++++ ПРИВЕДЁННЫЕ ЗАПИСИ ++++

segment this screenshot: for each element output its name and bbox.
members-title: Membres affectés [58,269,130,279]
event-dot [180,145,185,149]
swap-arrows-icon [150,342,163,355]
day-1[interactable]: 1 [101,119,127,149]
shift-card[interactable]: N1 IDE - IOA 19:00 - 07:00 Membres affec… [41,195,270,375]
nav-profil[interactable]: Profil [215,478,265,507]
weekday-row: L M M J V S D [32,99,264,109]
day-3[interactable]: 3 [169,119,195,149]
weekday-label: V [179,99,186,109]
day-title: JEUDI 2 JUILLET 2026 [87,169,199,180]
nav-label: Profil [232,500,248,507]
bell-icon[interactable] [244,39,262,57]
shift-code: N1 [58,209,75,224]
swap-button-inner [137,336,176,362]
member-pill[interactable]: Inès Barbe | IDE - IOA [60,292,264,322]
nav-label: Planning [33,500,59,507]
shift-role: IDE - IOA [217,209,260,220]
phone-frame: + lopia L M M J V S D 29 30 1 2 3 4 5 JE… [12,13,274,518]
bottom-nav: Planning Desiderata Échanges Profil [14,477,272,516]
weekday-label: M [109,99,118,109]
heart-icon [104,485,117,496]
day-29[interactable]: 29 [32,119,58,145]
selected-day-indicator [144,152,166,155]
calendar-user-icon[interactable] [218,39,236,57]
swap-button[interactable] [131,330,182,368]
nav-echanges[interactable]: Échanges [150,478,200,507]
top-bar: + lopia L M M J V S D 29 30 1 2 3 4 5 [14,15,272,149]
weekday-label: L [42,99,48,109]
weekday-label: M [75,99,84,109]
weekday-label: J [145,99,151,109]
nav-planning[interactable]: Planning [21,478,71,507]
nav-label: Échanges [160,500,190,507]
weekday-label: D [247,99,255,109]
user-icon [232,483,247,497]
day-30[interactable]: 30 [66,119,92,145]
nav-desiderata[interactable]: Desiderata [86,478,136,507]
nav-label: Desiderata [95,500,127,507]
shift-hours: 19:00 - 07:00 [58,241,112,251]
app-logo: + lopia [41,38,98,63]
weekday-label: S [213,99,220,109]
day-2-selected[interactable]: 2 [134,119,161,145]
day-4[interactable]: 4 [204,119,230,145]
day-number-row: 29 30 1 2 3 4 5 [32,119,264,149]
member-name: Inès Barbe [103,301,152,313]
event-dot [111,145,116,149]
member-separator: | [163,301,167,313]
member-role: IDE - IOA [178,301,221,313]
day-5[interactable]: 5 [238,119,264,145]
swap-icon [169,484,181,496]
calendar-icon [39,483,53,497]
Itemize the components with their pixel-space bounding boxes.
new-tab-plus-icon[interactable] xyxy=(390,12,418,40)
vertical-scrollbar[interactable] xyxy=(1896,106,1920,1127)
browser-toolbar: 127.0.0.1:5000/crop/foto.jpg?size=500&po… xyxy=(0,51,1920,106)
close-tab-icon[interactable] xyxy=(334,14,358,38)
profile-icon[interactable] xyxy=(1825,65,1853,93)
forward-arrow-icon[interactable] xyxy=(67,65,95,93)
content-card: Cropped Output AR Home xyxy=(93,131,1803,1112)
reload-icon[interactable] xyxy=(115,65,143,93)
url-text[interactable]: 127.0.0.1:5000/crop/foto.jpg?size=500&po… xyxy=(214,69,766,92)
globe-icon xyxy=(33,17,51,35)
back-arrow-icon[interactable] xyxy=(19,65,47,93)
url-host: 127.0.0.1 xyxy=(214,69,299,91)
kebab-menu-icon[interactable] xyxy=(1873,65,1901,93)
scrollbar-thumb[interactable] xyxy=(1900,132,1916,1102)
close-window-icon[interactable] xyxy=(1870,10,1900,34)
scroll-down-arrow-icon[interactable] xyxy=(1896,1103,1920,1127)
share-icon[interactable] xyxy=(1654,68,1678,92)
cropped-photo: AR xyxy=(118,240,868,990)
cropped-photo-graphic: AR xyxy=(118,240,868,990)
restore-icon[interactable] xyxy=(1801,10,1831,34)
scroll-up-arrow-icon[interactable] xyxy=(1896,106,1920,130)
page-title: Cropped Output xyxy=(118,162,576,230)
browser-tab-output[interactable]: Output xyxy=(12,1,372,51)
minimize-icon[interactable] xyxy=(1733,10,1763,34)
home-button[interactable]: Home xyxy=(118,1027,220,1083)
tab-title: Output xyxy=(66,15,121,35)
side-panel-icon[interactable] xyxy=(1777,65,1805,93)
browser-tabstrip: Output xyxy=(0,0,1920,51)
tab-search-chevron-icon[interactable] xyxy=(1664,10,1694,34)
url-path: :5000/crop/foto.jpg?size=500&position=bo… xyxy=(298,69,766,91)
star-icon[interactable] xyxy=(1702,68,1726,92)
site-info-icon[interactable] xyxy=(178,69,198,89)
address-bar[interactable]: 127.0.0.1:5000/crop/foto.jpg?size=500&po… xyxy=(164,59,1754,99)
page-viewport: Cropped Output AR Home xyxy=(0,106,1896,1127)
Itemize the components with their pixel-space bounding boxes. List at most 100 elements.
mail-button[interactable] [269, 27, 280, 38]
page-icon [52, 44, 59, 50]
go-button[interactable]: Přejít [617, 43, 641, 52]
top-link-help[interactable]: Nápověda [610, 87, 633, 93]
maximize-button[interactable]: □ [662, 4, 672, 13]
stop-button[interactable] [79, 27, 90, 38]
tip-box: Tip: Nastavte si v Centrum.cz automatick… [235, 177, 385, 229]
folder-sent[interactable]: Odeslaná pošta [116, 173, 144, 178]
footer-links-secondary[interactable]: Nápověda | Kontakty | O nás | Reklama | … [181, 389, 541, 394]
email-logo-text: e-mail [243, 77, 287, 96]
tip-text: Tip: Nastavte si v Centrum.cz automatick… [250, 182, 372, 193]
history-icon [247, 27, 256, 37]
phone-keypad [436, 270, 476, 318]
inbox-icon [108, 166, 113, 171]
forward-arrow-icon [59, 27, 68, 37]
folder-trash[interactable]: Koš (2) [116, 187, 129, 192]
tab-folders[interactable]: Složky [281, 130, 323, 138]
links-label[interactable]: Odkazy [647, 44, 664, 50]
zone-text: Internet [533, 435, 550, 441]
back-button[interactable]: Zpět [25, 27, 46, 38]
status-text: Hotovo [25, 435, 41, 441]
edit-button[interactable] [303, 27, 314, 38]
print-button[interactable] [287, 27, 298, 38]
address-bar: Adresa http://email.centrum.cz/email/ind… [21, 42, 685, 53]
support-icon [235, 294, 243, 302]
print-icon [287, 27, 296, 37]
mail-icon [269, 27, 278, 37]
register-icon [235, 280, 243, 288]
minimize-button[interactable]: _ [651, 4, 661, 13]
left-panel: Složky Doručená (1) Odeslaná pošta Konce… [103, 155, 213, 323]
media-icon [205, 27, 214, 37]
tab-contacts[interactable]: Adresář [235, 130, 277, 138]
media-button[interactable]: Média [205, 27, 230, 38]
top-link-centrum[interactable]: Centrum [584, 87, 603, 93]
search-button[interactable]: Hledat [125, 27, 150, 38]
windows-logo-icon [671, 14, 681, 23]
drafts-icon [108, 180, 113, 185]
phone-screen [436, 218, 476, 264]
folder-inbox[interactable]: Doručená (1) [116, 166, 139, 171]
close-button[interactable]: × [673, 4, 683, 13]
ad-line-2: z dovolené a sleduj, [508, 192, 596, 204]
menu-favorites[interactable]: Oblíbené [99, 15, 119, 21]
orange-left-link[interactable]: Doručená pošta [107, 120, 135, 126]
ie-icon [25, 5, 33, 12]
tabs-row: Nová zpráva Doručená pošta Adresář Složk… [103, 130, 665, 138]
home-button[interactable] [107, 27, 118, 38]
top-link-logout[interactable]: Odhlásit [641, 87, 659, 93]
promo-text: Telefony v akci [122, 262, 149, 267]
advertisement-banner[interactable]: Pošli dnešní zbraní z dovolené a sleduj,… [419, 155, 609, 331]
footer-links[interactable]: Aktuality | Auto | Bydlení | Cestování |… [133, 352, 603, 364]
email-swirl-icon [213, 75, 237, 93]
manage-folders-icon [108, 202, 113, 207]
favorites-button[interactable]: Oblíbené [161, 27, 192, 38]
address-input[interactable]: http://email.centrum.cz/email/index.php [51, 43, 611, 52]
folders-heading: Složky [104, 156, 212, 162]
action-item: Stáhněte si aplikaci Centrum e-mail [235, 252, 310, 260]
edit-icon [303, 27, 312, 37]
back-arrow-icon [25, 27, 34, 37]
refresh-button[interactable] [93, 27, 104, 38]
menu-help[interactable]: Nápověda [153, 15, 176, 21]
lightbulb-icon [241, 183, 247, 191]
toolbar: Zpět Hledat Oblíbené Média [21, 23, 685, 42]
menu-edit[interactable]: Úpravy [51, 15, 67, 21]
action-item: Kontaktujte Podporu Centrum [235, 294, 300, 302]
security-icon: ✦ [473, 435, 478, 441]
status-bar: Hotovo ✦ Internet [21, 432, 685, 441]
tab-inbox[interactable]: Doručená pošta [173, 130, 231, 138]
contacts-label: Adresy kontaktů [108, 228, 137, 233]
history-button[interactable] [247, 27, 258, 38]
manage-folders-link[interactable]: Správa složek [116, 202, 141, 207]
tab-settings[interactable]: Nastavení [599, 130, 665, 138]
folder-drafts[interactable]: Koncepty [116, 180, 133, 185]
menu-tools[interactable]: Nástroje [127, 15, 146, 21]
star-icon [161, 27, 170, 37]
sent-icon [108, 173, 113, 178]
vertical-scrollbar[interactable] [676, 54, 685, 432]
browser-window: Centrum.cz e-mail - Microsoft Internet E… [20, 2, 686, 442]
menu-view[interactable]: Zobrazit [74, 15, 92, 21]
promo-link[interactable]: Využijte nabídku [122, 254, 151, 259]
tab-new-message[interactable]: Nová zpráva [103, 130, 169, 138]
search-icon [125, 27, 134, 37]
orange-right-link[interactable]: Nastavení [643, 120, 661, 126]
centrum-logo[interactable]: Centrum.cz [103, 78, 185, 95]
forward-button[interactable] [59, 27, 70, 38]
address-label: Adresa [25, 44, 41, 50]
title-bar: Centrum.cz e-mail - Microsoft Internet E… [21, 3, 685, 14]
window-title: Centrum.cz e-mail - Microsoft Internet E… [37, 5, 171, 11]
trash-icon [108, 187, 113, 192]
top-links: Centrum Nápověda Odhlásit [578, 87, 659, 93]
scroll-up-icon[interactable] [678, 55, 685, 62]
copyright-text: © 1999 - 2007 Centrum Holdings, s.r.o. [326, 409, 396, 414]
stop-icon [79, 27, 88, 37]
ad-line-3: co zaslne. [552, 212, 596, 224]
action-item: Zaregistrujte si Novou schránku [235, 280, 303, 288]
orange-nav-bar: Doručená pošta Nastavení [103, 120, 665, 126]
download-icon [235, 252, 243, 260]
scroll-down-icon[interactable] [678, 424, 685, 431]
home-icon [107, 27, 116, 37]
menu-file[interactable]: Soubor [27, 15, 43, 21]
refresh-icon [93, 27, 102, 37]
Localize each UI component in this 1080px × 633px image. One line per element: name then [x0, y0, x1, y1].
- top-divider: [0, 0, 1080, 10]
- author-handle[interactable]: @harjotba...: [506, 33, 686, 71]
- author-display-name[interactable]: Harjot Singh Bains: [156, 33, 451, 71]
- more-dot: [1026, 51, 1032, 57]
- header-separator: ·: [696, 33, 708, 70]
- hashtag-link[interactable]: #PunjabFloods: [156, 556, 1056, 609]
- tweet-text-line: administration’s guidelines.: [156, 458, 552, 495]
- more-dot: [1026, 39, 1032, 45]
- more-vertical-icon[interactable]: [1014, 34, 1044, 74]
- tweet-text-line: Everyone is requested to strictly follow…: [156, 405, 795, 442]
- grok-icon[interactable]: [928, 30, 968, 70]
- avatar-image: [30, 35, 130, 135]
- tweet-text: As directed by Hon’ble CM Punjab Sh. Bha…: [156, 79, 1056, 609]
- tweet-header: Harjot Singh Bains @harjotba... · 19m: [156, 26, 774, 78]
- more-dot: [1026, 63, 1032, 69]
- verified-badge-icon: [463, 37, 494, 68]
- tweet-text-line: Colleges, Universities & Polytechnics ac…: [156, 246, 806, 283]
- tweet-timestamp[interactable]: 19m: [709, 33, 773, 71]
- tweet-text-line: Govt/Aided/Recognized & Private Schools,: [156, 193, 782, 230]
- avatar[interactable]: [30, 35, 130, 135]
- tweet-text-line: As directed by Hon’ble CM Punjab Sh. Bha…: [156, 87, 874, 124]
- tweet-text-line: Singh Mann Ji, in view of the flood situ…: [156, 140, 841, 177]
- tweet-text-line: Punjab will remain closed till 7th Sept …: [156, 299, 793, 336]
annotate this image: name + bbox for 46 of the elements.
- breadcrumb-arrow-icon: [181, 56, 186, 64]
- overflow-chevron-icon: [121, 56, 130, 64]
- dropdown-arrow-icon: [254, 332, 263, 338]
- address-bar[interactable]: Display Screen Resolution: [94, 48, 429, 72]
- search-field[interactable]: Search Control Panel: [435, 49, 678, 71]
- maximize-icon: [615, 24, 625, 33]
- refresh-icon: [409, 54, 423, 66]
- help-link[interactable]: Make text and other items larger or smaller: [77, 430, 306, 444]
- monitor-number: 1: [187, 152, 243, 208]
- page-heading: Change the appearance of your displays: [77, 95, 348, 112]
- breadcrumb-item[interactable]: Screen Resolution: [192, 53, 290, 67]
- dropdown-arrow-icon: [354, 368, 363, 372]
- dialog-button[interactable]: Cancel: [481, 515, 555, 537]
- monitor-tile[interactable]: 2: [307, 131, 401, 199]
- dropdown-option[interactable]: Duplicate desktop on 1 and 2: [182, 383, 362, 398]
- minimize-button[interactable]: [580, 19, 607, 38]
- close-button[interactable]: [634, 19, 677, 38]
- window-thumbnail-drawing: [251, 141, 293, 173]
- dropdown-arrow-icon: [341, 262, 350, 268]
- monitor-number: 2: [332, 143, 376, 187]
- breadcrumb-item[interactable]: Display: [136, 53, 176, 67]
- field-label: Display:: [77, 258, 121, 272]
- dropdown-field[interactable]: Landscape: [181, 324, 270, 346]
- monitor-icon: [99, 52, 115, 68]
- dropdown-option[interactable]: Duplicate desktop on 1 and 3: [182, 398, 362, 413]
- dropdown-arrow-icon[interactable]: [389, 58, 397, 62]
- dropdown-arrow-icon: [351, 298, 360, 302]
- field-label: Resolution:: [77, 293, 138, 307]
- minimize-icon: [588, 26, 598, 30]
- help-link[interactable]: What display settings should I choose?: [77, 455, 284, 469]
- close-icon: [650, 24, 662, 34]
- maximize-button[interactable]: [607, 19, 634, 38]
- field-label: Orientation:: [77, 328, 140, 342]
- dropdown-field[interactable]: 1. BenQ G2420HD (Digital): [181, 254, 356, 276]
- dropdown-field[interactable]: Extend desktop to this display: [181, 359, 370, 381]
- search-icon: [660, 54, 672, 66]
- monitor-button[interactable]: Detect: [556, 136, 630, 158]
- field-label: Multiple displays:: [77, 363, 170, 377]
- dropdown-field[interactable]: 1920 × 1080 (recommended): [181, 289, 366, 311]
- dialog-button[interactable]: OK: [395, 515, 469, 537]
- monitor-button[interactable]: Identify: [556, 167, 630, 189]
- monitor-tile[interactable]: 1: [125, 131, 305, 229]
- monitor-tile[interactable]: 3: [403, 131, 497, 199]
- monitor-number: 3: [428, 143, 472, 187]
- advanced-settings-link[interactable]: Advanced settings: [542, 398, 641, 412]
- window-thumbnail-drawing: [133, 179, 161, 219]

++++

**ОПИСАНИЕ ЗАДАНИЯ**:
Оформите в виде нумерованного списка только строки листинга от его начала до строки с «shift-card[interactable]: N1 IDE» включительно, опустив пустые строки.

**ПРАВИЛЬНЫЙ ОТВЕТ**:
1. segment this screenshot: for each element output its name and bbox.
2. members-title: Membres affectés [58,269,130,279]
3. event-dot [180,145,185,149]
4. swap-arrows-icon [150,342,163,355]
5. day-1[interactable]: 1 [101,119,127,149]
6. shift-card[interactable]: N1 IDE - IOA 19:00 - 07:00 Membres affec… [41,195,270,375]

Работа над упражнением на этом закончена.